= GOAL OF THE EXERCISE =
Search the material below for the word "array" and copy every line in which it occurs.

(Data entries)
◆ ◆ ◆ ◆ ◆
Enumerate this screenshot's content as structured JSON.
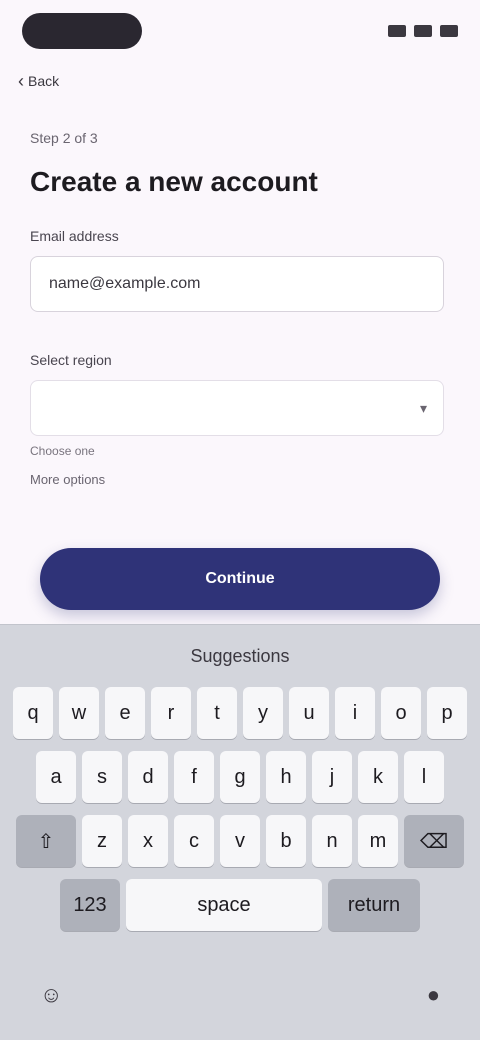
{
  "status": {
    "time": ""
  },
  "nav": {
    "back_label": "Back"
  },
  "form": {
    "step": "Step 2 of 3",
    "title": "Create a new account",
    "email_label": "Email address",
    "email_value": "name@example.com",
    "region_label": "Select region",
    "region_placeholder": "",
    "helper": "Choose one",
    "link": "More options"
  },
  "actions": {
    "continue_label": "Continue"
  },
  "keyboard": {
    "suggestion": "Suggestions",
    "row1": [
      "q",
      "w",
      "e",
      "r",
      "t",
      "y",
      "u",
      "i",
      "o",
      "p"
    ],
    "row2": [
      "a",
      "s",
      "d",
      "f",
      "g",
      "h",
      "j",
      "k",
      "l"
    ],
    "row3": [
      "z",
      "x",
      "c",
      "v",
      "b",
      "n",
      "m"
    ],
    "space_label": "space",
    "return_label": "return",
    "num_label": "123",
    "emoji_icon": "emoji-icon",
    "mic_icon": "mic-icon"
  }
}
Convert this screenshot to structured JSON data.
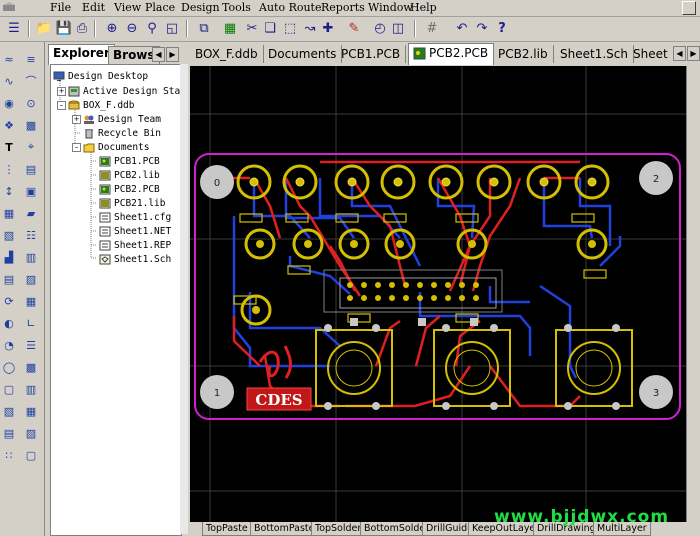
{
  "menubar": {
    "items": [
      "File",
      "Edit",
      "View",
      "Place",
      "Design",
      "Tools",
      "Auto Route",
      "Reports",
      "Window",
      "Help"
    ]
  },
  "panel": {
    "tabs": [
      "Explorer",
      "Brows"
    ],
    "tree": [
      {
        "label": "Design Desktop",
        "icon": "desktop-icon"
      },
      {
        "label": "Active Design Sta",
        "icon": "station-icon"
      },
      {
        "label": "BOX_F.ddb",
        "icon": "database-icon"
      },
      {
        "label": "Design Team",
        "icon": "team-icon"
      },
      {
        "label": "Recycle Bin",
        "icon": "recycle-bin-icon"
      },
      {
        "label": "Documents",
        "icon": "folder-icon"
      },
      {
        "label": "PCB1.PCB",
        "icon": "pcb-file-icon"
      },
      {
        "label": "PCB2.lib",
        "icon": "lib-file-icon"
      },
      {
        "label": "PCB2.PCB",
        "icon": "pcb-file-icon"
      },
      {
        "label": "PCB21.lib",
        "icon": "lib-file-icon"
      },
      {
        "label": "Sheet1.cfg",
        "icon": "cfg-file-icon"
      },
      {
        "label": "Sheet1.NET",
        "icon": "net-file-icon"
      },
      {
        "label": "Sheet1.REP",
        "icon": "rep-file-icon"
      },
      {
        "label": "Sheet1.Sch",
        "icon": "sch-file-icon"
      }
    ]
  },
  "doctabs": [
    "BOX_F.ddb",
    "Documents",
    "PCB1.PCB",
    "PCB2.PCB",
    "PCB2.lib",
    "Sheet1.Sch",
    "Sheet"
  ],
  "pcb": {
    "mounting_holes": [
      "0",
      "2",
      "1",
      "3"
    ],
    "silk_logo": "CDES",
    "colors": {
      "board_outline": "#d020d0",
      "pad": "#d4c000",
      "top_trace": "#e02020",
      "bottom_trace": "#2040e0",
      "hole": "#c8c8c8",
      "grid": "#2a2a2a"
    }
  },
  "layers": [
    "TopPaste",
    "BottomPaste",
    "TopSolder",
    "BottomSolder",
    "DrillGuide",
    "KeepOutLayer",
    "DrillDrawing",
    "MultiLayer"
  ],
  "watermark": "www.bjjdwx.com"
}
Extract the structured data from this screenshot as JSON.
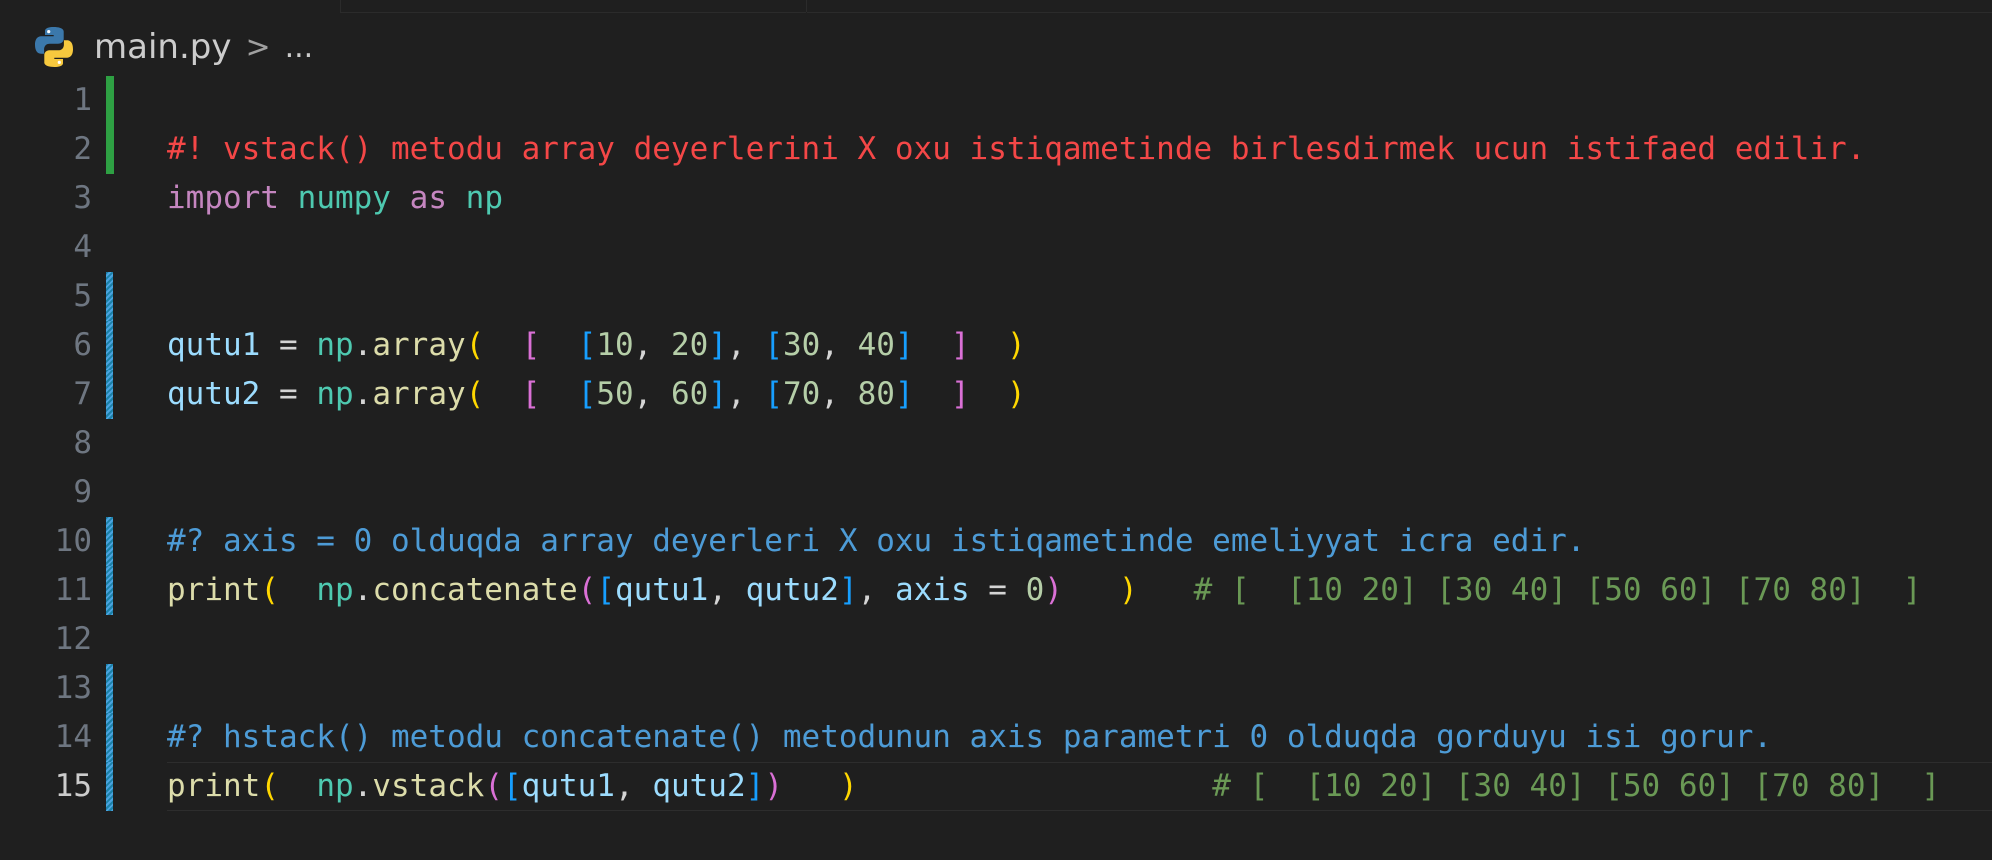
{
  "breadcrumb": {
    "file": "main.py",
    "separator": ">",
    "more": "..."
  },
  "icons": {
    "file_icon": "python-icon",
    "separator_icon": "chevron-right-icon"
  },
  "colors": {
    "background": "#1f1f1f",
    "gutter_added": "#2ea043",
    "gutter_modified": "#1b81a8",
    "comment_red": "#f44747",
    "comment_blue": "#4d9bd6",
    "comment_green": "#6a9955"
  },
  "editor": {
    "current_line": 15,
    "lines": [
      {
        "n": "1",
        "tokens": []
      },
      {
        "n": "2",
        "tokens": [
          {
            "t": "#! vstack() metodu array deyerlerini X oxu istiqametinde birlesdirmek ucun istifaed edilir.",
            "c": "c-red"
          }
        ]
      },
      {
        "n": "3",
        "tokens": [
          {
            "t": "import",
            "c": "c-kw"
          },
          {
            "t": " ",
            "c": "c-op"
          },
          {
            "t": "numpy",
            "c": "c-mod"
          },
          {
            "t": " ",
            "c": "c-op"
          },
          {
            "t": "as",
            "c": "c-kw"
          },
          {
            "t": " ",
            "c": "c-op"
          },
          {
            "t": "np",
            "c": "c-mod"
          }
        ]
      },
      {
        "n": "4",
        "tokens": []
      },
      {
        "n": "5",
        "tokens": []
      },
      {
        "n": "6",
        "tokens": [
          {
            "t": "qutu1",
            "c": "c-var"
          },
          {
            "t": " = ",
            "c": "c-op"
          },
          {
            "t": "np",
            "c": "c-mod"
          },
          {
            "t": ".",
            "c": "c-op"
          },
          {
            "t": "array",
            "c": "c-fn"
          },
          {
            "t": "(",
            "c": "b-gold"
          },
          {
            "t": "  ",
            "c": "c-op"
          },
          {
            "t": "[",
            "c": "b-pink"
          },
          {
            "t": "  ",
            "c": "c-op"
          },
          {
            "t": "[",
            "c": "b-blue"
          },
          {
            "t": "10",
            "c": "c-num"
          },
          {
            "t": ", ",
            "c": "c-op"
          },
          {
            "t": "20",
            "c": "c-num"
          },
          {
            "t": "]",
            "c": "b-blue"
          },
          {
            "t": ", ",
            "c": "c-op"
          },
          {
            "t": "[",
            "c": "b-blue"
          },
          {
            "t": "30",
            "c": "c-num"
          },
          {
            "t": ", ",
            "c": "c-op"
          },
          {
            "t": "40",
            "c": "c-num"
          },
          {
            "t": "]",
            "c": "b-blue"
          },
          {
            "t": "  ",
            "c": "c-op"
          },
          {
            "t": "]",
            "c": "b-pink"
          },
          {
            "t": "  ",
            "c": "c-op"
          },
          {
            "t": ")",
            "c": "b-gold"
          }
        ]
      },
      {
        "n": "7",
        "tokens": [
          {
            "t": "qutu2",
            "c": "c-var"
          },
          {
            "t": " = ",
            "c": "c-op"
          },
          {
            "t": "np",
            "c": "c-mod"
          },
          {
            "t": ".",
            "c": "c-op"
          },
          {
            "t": "array",
            "c": "c-fn"
          },
          {
            "t": "(",
            "c": "b-gold"
          },
          {
            "t": "  ",
            "c": "c-op"
          },
          {
            "t": "[",
            "c": "b-pink"
          },
          {
            "t": "  ",
            "c": "c-op"
          },
          {
            "t": "[",
            "c": "b-blue"
          },
          {
            "t": "50",
            "c": "c-num"
          },
          {
            "t": ", ",
            "c": "c-op"
          },
          {
            "t": "60",
            "c": "c-num"
          },
          {
            "t": "]",
            "c": "b-blue"
          },
          {
            "t": ", ",
            "c": "c-op"
          },
          {
            "t": "[",
            "c": "b-blue"
          },
          {
            "t": "70",
            "c": "c-num"
          },
          {
            "t": ", ",
            "c": "c-op"
          },
          {
            "t": "80",
            "c": "c-num"
          },
          {
            "t": "]",
            "c": "b-blue"
          },
          {
            "t": "  ",
            "c": "c-op"
          },
          {
            "t": "]",
            "c": "b-pink"
          },
          {
            "t": "  ",
            "c": "c-op"
          },
          {
            "t": ")",
            "c": "b-gold"
          }
        ]
      },
      {
        "n": "8",
        "tokens": []
      },
      {
        "n": "9",
        "tokens": []
      },
      {
        "n": "10",
        "tokens": [
          {
            "t": "#? axis = 0 olduqda array deyerleri X oxu istiqametinde emeliyyat icra edir.",
            "c": "c-blue"
          }
        ]
      },
      {
        "n": "11",
        "tokens": [
          {
            "t": "print",
            "c": "c-fn"
          },
          {
            "t": "(",
            "c": "b-gold"
          },
          {
            "t": "  ",
            "c": "c-op"
          },
          {
            "t": "np",
            "c": "c-mod"
          },
          {
            "t": ".",
            "c": "c-op"
          },
          {
            "t": "concatenate",
            "c": "c-fn"
          },
          {
            "t": "(",
            "c": "b-pink"
          },
          {
            "t": "[",
            "c": "b-blue"
          },
          {
            "t": "qutu1",
            "c": "c-var"
          },
          {
            "t": ", ",
            "c": "c-op"
          },
          {
            "t": "qutu2",
            "c": "c-var"
          },
          {
            "t": "]",
            "c": "b-blue"
          },
          {
            "t": ", ",
            "c": "c-op"
          },
          {
            "t": "axis",
            "c": "c-var"
          },
          {
            "t": " = ",
            "c": "c-op"
          },
          {
            "t": "0",
            "c": "c-num"
          },
          {
            "t": ")",
            "c": "b-pink"
          },
          {
            "t": "   ",
            "c": "c-op"
          },
          {
            "t": ")",
            "c": "b-gold"
          },
          {
            "t": "   ",
            "c": "c-op"
          },
          {
            "t": "# [  [10 20] [30 40] [50 60] [70 80]  ]",
            "c": "c-comment"
          }
        ]
      },
      {
        "n": "12",
        "tokens": []
      },
      {
        "n": "13",
        "tokens": []
      },
      {
        "n": "14",
        "tokens": [
          {
            "t": "#? hstack() metodu concatenate() metodunun axis parametri 0 olduqda gorduyu isi gorur.",
            "c": "c-blue"
          }
        ]
      },
      {
        "n": "15",
        "tokens": [
          {
            "t": "print",
            "c": "c-fn"
          },
          {
            "t": "(",
            "c": "b-gold"
          },
          {
            "t": "  ",
            "c": "c-op"
          },
          {
            "t": "np",
            "c": "c-mod"
          },
          {
            "t": ".",
            "c": "c-op"
          },
          {
            "t": "vstack",
            "c": "c-fn"
          },
          {
            "t": "(",
            "c": "b-pink"
          },
          {
            "t": "[",
            "c": "b-blue"
          },
          {
            "t": "qutu1",
            "c": "c-var"
          },
          {
            "t": ", ",
            "c": "c-op"
          },
          {
            "t": "qutu2",
            "c": "c-var"
          },
          {
            "t": "]",
            "c": "b-blue"
          },
          {
            "t": ")",
            "c": "b-pink"
          },
          {
            "t": "   ",
            "c": "c-op"
          },
          {
            "t": ")",
            "c": "b-gold"
          },
          {
            "t": "                   ",
            "c": "c-op"
          },
          {
            "t": "# [  [10 20] [30 40] [50 60] [70 80]  ]",
            "c": "c-comment"
          }
        ]
      }
    ]
  }
}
◆ ◆ ◆ ◆ ◆
= ANSWER TO THIS PROBLEM =
            "t": "#! vstack() metodu array deyerlerini X oxu istiqametinde birlesdirmek ucun istifaed edilir.",
            "t": "array",
            "t": "array",
            "t": "#? axis = 0 olduqda array deyerleri X oxu istiqametinde emeliyyat icra edir.",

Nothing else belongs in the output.